> **Dataset entries**:
━━━━━━━━━━

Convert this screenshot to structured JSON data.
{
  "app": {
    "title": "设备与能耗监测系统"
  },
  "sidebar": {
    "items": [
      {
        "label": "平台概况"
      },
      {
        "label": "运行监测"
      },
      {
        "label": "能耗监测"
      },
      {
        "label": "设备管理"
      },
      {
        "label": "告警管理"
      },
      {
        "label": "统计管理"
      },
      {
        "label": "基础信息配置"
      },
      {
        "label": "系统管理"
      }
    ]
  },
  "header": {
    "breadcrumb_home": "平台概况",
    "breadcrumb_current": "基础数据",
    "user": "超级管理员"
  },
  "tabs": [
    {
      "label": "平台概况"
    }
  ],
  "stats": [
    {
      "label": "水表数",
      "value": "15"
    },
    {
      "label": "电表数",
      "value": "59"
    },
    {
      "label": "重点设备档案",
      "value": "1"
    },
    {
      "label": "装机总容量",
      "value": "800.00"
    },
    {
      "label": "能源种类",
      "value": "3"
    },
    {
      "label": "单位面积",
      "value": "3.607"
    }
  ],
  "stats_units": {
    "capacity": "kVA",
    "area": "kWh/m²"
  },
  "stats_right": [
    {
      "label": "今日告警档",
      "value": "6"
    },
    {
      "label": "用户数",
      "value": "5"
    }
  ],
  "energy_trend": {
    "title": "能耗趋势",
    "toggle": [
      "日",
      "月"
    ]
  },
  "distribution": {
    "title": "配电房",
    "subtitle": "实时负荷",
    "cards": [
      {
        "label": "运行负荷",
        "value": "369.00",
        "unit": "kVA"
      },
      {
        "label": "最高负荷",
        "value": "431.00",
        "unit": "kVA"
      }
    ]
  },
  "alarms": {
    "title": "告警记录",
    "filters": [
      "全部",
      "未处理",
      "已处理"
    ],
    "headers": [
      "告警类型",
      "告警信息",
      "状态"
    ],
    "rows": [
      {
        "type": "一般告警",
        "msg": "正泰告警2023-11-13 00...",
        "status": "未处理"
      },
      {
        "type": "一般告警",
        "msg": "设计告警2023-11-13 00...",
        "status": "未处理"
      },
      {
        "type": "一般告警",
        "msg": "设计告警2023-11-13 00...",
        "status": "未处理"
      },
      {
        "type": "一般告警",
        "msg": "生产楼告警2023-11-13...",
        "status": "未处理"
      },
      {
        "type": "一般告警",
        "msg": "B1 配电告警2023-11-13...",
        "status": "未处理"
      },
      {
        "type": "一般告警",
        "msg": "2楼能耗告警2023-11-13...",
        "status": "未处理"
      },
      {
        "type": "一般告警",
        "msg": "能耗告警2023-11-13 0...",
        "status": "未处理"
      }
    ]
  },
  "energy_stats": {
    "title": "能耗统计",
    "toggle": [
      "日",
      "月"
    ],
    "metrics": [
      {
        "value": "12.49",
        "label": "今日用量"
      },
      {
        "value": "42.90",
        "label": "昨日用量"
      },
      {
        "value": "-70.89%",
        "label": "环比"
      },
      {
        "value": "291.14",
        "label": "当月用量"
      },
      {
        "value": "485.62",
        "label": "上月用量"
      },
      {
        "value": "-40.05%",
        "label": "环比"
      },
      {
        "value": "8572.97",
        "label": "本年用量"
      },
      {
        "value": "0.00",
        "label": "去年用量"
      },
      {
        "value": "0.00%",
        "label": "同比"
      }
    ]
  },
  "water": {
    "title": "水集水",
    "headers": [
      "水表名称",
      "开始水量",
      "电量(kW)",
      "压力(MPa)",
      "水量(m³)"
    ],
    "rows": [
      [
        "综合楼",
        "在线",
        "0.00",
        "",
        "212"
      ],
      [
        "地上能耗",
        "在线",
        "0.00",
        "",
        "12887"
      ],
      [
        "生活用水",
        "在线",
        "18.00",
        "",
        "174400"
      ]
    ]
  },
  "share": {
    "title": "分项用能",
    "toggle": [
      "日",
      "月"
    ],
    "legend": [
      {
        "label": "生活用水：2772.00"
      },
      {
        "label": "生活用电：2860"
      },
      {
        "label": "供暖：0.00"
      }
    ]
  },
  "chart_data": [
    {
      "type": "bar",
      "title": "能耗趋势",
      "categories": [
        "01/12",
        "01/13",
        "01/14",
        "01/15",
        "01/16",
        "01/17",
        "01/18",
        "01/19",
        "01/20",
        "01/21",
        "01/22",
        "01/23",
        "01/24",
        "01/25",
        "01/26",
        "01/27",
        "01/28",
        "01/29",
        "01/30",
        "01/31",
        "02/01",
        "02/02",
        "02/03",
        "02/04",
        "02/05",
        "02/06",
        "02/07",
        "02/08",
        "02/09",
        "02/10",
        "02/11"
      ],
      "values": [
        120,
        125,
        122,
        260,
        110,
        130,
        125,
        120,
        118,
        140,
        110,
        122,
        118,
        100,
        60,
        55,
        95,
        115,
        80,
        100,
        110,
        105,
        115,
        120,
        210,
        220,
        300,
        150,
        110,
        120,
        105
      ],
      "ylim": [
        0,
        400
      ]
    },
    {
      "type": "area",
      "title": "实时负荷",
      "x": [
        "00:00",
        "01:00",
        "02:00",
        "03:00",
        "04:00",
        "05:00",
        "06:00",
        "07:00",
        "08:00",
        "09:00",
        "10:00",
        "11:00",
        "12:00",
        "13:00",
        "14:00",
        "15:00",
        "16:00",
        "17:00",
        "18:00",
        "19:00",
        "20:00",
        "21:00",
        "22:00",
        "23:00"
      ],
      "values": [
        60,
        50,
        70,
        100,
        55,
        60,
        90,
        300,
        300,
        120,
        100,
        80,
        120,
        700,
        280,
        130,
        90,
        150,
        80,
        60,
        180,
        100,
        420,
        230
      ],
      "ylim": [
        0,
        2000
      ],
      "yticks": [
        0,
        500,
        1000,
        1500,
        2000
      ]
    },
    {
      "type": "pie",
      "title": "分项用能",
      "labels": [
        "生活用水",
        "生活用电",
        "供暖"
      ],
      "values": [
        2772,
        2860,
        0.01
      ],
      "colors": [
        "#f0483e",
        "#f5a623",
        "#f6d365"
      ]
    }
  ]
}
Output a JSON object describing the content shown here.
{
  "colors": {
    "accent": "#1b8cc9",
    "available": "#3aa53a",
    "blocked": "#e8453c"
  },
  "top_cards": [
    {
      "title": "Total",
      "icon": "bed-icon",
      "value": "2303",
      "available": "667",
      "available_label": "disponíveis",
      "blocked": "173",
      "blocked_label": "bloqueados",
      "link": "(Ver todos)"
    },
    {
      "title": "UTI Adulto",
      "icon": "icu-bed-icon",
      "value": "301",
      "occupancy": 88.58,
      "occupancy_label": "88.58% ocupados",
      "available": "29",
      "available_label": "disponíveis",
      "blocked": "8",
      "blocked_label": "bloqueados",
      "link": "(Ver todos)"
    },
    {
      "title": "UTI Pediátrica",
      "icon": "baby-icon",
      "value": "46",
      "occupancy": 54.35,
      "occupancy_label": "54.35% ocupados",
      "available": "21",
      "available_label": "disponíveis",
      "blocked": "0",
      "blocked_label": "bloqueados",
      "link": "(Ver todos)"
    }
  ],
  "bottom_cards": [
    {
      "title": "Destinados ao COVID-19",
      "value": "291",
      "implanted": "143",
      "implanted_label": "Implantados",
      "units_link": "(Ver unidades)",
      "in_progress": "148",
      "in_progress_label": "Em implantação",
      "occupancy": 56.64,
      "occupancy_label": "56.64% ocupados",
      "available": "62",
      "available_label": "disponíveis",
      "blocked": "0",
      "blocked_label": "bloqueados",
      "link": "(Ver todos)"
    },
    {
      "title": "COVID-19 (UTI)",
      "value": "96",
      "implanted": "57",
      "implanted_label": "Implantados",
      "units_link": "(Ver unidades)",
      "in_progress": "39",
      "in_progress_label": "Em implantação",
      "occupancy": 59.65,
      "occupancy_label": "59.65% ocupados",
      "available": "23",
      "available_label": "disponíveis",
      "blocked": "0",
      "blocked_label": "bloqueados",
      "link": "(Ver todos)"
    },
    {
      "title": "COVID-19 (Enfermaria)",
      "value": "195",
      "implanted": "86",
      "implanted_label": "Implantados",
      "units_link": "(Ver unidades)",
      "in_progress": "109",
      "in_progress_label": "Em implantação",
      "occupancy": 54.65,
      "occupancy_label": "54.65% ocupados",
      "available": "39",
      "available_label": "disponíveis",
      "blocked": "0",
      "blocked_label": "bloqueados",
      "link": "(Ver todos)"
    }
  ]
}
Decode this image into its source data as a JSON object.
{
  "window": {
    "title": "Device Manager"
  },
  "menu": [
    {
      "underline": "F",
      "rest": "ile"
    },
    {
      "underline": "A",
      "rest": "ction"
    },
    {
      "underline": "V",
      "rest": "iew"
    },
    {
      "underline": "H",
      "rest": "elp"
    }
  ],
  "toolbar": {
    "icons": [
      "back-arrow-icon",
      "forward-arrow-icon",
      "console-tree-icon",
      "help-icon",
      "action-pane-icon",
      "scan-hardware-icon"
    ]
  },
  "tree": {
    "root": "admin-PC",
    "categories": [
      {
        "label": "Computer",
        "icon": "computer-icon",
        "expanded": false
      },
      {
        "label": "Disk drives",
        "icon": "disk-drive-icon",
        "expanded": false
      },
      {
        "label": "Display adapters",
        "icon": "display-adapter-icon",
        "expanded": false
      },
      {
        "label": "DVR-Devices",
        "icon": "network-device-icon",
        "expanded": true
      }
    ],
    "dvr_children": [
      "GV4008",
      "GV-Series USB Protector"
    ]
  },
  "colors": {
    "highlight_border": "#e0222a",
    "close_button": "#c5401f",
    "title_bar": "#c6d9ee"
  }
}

━━━━━━━━━━

> **REQUIREMENTS**: Give every line of the material that includes the string "underline".

> **FINISHED ANSWER**:
      "underline": "F",
      "underline": "A",
      "underline": "V",
      "underline": "H",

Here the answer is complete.